Directions for this task
Make an exact copy of all the material below, apart from the pictures.

Data records
----
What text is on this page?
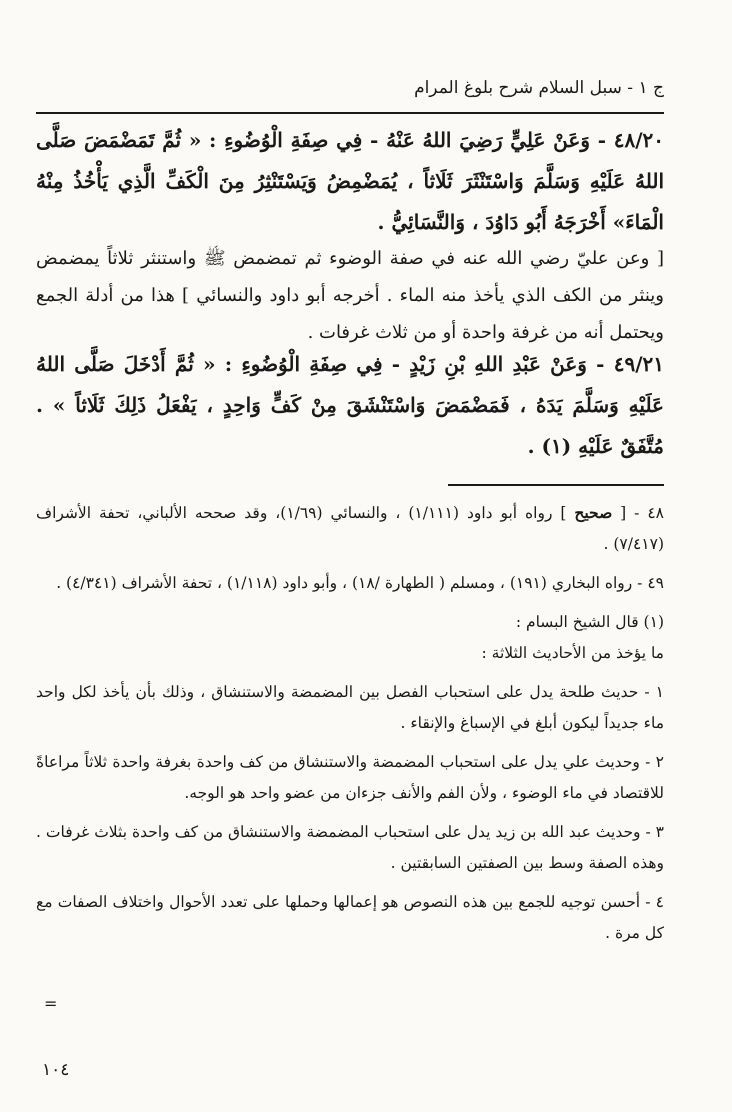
ج ١ - سبل السلام شرح بلوغ المرام
٤٨/٢٠ - وَعَنْ عَلِيٍّ رَضِيَ اللهُ عَنْهُ - فِي صِفَةِ الْوُضُوءِ : « ثُمَّ تَمَضْمَضَ صَلَّى اللهُ عَلَيْهِ وَسَلَّمَ وَاسْتَنْثَرَ ثَلَاثاً ، يُمَضْمِضُ وَيَسْتَنْثِرُ مِنَ الْكَفِّ الَّذِي يَأْخُذُ مِنْهُ الْمَاءَ» أَخْرَجَهُ أَبُو دَاوُدَ ، وَالنَّسَائِيُّ .
[ وعن عليّ رضي الله عنه في صفة الوضوء ثم تمضمض ﷺ واستنثر ثلاثاً يمضمض وينثر من الكف الذي يأخذ منه الماء . أخرجه أبو داود والنسائي ] هذا من أدلة الجمع ويحتمل أنه من غرفة واحدة أو من ثلاث غرفات .
٤٩/٢١ - وَعَنْ عَبْدِ اللهِ بْنِ زَيْدٍ - فِي صِفَةِ الْوُضُوءِ : « ثُمَّ أَدْخَلَ صَلَّى اللهُ عَلَيْهِ وَسَلَّمَ يَدَهُ ، فَمَضْمَضَ وَاسْتَنْشَقَ مِنْ كَفٍّ وَاحِدٍ ، يَفْعَلُ ذَلِكَ ثَلَاثاً » . مُتَّفَقٌ عَلَيْهِ (١) .

٤٨ - [ صحيح ] رواه أبو داود (١/١١١) ، والنسائي (١/٦٩)، وقد صححه الألباني، تحفة الأشراف (٧/٤١٧) .

٤٩ - رواه البخاري (١٩١) ، ومسلم ( الطهارة /١٨) ، وأبو داود (١/١١٨) ، تحفة الأشراف (٤/٣٤١) .

(١) قال الشيخ البسام :

ما يؤخذ من الأحاديث الثلاثة :

١ - حديث طلحة يدل على استحباب الفصل بين المضمضة والاستنشاق ، وذلك بأن يأخذ لكل واحد ماء جديداً ليكون أبلغ في الإسباغ والإنقاء .

٢ - وحديث علي يدل على استحباب المضمضة والاستنشاق من كف واحدة بغرفة واحدة ثلاثاً مراعاةً للاقتصاد في ماء الوضوء ، ولأن الفم والأنف جزءان من عضو واحد هو الوجه.

٣ - وحديث عبد الله بن زيد يدل على استحباب المضمضة والاستنشاق من كف واحدة بثلاث غرفات . وهذه الصفة وسط بين الصفتين السابقتين .

٤ - أحسن توجيه للجمع بين هذه النصوص هو إعمالها وحملها على تعدد الأحوال واختلاف الصفات مع كل مرة .

=
١٠٤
----
Response to this task
What text is on this page?
ج ١ - سبل السلام شرح بلوغ المرام
٤٨/٢٠ - وَعَنْ عَلِيٍّ رَضِيَ اللهُ عَنْهُ - فِي صِفَةِ الْوُضُوءِ : « ثُمَّ تَمَضْمَضَ صَلَّى اللهُ عَلَيْهِ وَسَلَّمَ وَاسْتَنْثَرَ ثَلَاثاً ، يُمَضْمِضُ وَيَسْتَنْثِرُ مِنَ الْكَفِّ الَّذِي يَأْخُذُ مِنْهُ الْمَاءَ» أَخْرَجَهُ أَبُو دَاوُدَ ، وَالنَّسَائِيُّ .
[ وعن عليّ رضي الله عنه في صفة الوضوء ثم تمضمض ﷺ واستنثر ثلاثاً يمضمض وينثر من الكف الذي يأخذ منه الماء . أخرجه أبو داود والنسائي ] هذا من أدلة الجمع ويحتمل أنه من غرفة واحدة أو من ثلاث غرفات .
٤٩/٢١ - وَعَنْ عَبْدِ اللهِ بْنِ زَيْدٍ - فِي صِفَةِ الْوُضُوءِ : « ثُمَّ أَدْخَلَ صَلَّى اللهُ عَلَيْهِ وَسَلَّمَ يَدَهُ ، فَمَضْمَضَ وَاسْتَنْشَقَ مِنْ كَفٍّ وَاحِدٍ ، يَفْعَلُ ذَلِكَ ثَلَاثاً » . مُتَّفَقٌ عَلَيْهِ (١) .

٤٨ - [ صحيح ] رواه أبو داود (١/١١١) ، والنسائي (١/٦٩)، وقد صححه الألباني، تحفة الأشراف (٧/٤١٧) .

٤٩ - رواه البخاري (١٩١) ، ومسلم ( الطهارة /١٨) ، وأبو داود (١/١١٨) ، تحفة الأشراف (٤/٣٤١) .

(١) قال الشيخ البسام :

ما يؤخذ من الأحاديث الثلاثة :

١ - حديث طلحة يدل على استحباب الفصل بين المضمضة والاستنشاق ، وذلك بأن يأخذ لكل واحد ماء جديداً ليكون أبلغ في الإسباغ والإنقاء .

٢ - وحديث علي يدل على استحباب المضمضة والاستنشاق من كف واحدة بغرفة واحدة ثلاثاً مراعاةً للاقتصاد في ماء الوضوء ، ولأن الفم والأنف جزءان من عضو واحد هو الوجه.

٣ - وحديث عبد الله بن زيد يدل على استحباب المضمضة والاستنشاق من كف واحدة بثلاث غرفات . وهذه الصفة وسط بين الصفتين السابقتين .

٤ - أحسن توجيه للجمع بين هذه النصوص هو إعمالها وحملها على تعدد الأحوال واختلاف الصفات مع كل مرة .

=
١٠٤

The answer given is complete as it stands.